THE EXERCISE — Copy every line of the following data that includes the string "text".

RECORDS FOR THE EXERCISE —

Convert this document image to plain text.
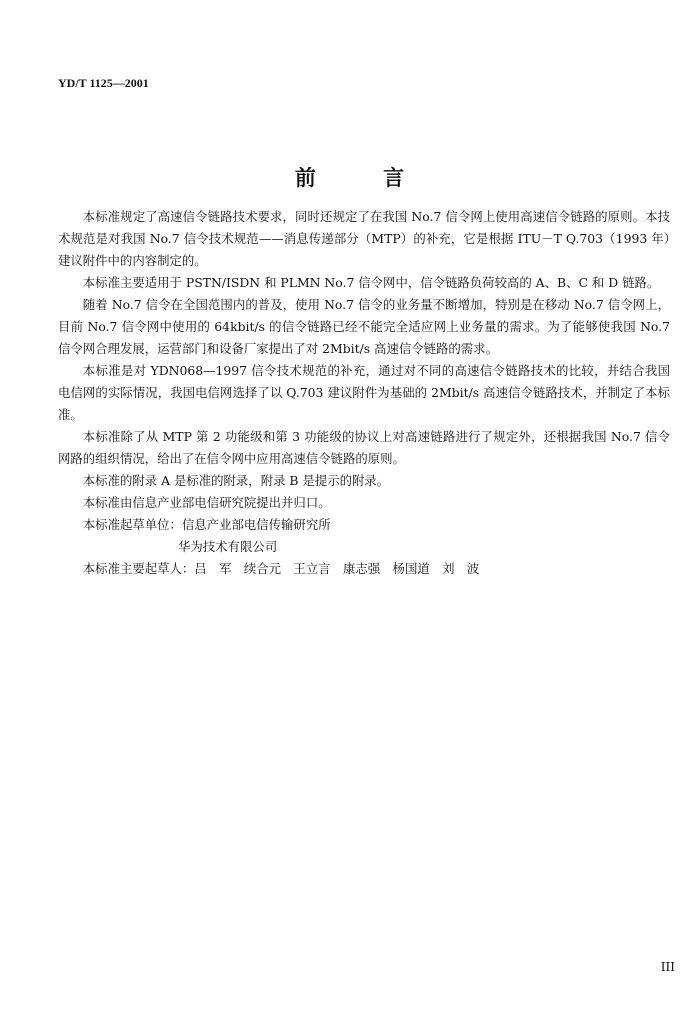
YD/T 1125—2001
前 言

本标准规定了高速信令链路技术要求，同时还规定了在我国 No.7 信令网上使用高速信令链路的原则。本技术规范是对我国 No.7 信令技术规范——消息传递部分（MTP）的补充，它是根据 ITU－T Q.703（1993 年）建议附件中的内容制定的。

本标准主要适用于 PSTN/ISDN 和 PLMN No.7 信令网中，信令链路负荷较高的 A、B、C 和 D 链路。

随着 No.7 信令在全国范围内的普及，使用 No.7 信令的业务量不断增加，特别是在移动 No.7 信令网上，目前 No.7 信令网中使用的 64kbit/s 的信令链路已经不能完全适应网上业务量的需求。为了能够使我国 No.7 信令网合理发展，运营部门和设备厂家提出了对 2Mbit/s 高速信令链路的需求。

本标准是对 YDN068—1997 信令技术规范的补充，通过对不同的高速信令链路技术的比较，并结合我国电信网的实际情况，我国电信网选择了以 Q.703 建议附件为基础的 2Mbit/s 高速信令链路技术，并制定了本标准。

本标准除了从 MTP 第 2 功能级和第 3 功能级的协议上对高速链路进行了规定外，还根据我国 No.7 信令网路的组织情况，给出了在信令网中应用高速信令链路的原则。

本标准的附录 A 是标准的附录，附录 B 是提示的附录。

本标准由信息产业部电信研究院提出并归口。

本标准起草单位：信息产业部电信传输研究所

华为技术有限公司

本标准主要起草人：吕　军　续合元　王立言　康志强　杨国道　刘　波

III
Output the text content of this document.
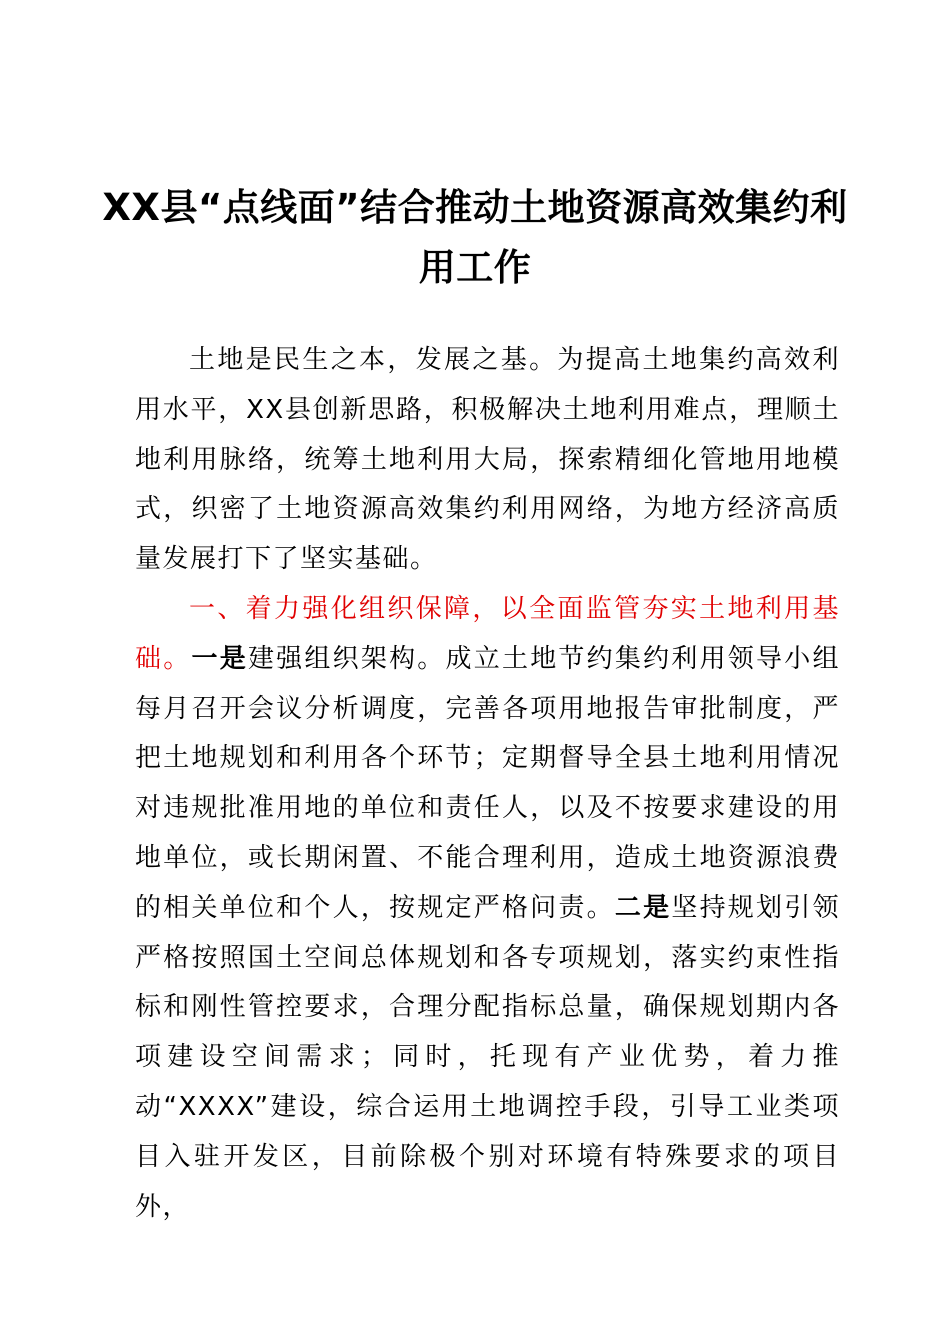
XX县“点线面”结合推动土地资源高效集约利用工作

土地是民生之本，发展之基。为提高土地集约高效利用水平，XX县创新思路，积极解决土地利用难点，理顺土地利用脉络，统筹土地利用大局，探索精细化管地用地模式，织密了土地资源高效集约利用网络，为地方经济高质量发展打下了坚实基础。

一、着力强化组织保障，以全面监管夯实土地利用基础。一是建强组织架构。成立土地节约集约利用领导小组每月召开会议分析调度，完善各项用地报告审批制度，严把土地规划和利用各个环节；定期督导全县土地利用情况对违规批准用地的单位和责任人，以及不按要求建设的用地单位，或长期闲置、不能合理利用，造成土地资源浪费的相关单位和个人，按规定严格问责。二是坚持规划引领严格按照国土空间总体规划和各专项规划，落实约束性指标和刚性管控要求，合理分配指标总量，确保规划期内各项建设空间需求；同时，托现有产业优势，着力推动“XXXX”建设，综合运用土地调控手段，引导工业类项目入驻开发区，目前除极个别对环境有特殊要求的项目外，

REPLY TO THE TASK —
Convert this document image to plain text.
Output the text content of this document.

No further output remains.